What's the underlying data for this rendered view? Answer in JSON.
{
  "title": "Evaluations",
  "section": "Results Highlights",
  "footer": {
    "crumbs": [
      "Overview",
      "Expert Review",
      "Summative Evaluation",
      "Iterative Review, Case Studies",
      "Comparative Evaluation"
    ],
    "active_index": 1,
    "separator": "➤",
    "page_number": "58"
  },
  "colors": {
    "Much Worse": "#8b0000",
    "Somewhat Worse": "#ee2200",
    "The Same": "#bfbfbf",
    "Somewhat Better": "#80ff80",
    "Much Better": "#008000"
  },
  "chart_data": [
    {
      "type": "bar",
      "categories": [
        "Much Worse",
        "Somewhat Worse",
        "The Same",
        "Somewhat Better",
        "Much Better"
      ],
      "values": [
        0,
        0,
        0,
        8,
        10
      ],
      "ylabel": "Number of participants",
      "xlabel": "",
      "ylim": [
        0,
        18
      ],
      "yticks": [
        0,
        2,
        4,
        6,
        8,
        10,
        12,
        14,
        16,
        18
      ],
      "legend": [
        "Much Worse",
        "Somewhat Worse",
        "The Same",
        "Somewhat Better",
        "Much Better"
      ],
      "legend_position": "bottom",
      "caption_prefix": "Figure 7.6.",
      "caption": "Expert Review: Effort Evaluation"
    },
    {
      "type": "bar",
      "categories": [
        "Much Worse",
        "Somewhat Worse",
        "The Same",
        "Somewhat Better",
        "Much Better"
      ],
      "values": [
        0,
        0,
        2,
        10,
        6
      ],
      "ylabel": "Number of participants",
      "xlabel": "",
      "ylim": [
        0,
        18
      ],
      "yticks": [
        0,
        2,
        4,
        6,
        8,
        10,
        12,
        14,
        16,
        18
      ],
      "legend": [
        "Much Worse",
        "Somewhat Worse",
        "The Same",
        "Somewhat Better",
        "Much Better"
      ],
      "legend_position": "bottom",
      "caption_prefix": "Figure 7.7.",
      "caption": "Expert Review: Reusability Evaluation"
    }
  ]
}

▸ Stated goal
Emit the full listing verbatim.

▸ Task solution
What's the underlying data for this rendered view? Answer in JSON.
{
  "title": "Evaluations",
  "section": "Results Highlights",
  "footer": {
    "crumbs": [
      "Overview",
      "Expert Review",
      "Summative Evaluation",
      "Iterative Review, Case Studies",
      "Comparative Evaluation"
    ],
    "active_index": 1,
    "separator": "➤",
    "page_number": "58"
  },
  "colors": {
    "Much Worse": "#8b0000",
    "Somewhat Worse": "#ee2200",
    "The Same": "#bfbfbf",
    "Somewhat Better": "#80ff80",
    "Much Better": "#008000"
  },
  "chart_data": [
    {
      "type": "bar",
      "categories": [
        "Much Worse",
        "Somewhat Worse",
        "The Same",
        "Somewhat Better",
        "Much Better"
      ],
      "values": [
        0,
        0,
        0,
        8,
        10
      ],
      "ylabel": "Number of participants",
      "xlabel": "",
      "ylim": [
        0,
        18
      ],
      "yticks": [
        0,
        2,
        4,
        6,
        8,
        10,
        12,
        14,
        16,
        18
      ],
      "legend": [
        "Much Worse",
        "Somewhat Worse",
        "The Same",
        "Somewhat Better",
        "Much Better"
      ],
      "legend_position": "bottom",
      "caption_prefix": "Figure 7.6.",
      "caption": "Expert Review: Effort Evaluation"
    },
    {
      "type": "bar",
      "categories": [
        "Much Worse",
        "Somewhat Worse",
        "The Same",
        "Somewhat Better",
        "Much Better"
      ],
      "values": [
        0,
        0,
        2,
        10,
        6
      ],
      "ylabel": "Number of participants",
      "xlabel": "",
      "ylim": [
        0,
        18
      ],
      "yticks": [
        0,
        2,
        4,
        6,
        8,
        10,
        12,
        14,
        16,
        18
      ],
      "legend": [
        "Much Worse",
        "Somewhat Worse",
        "The Same",
        "Somewhat Better",
        "Much Better"
      ],
      "legend_position": "bottom",
      "caption_prefix": "Figure 7.7.",
      "caption": "Expert Review: Reusability Evaluation"
    }
  ]
}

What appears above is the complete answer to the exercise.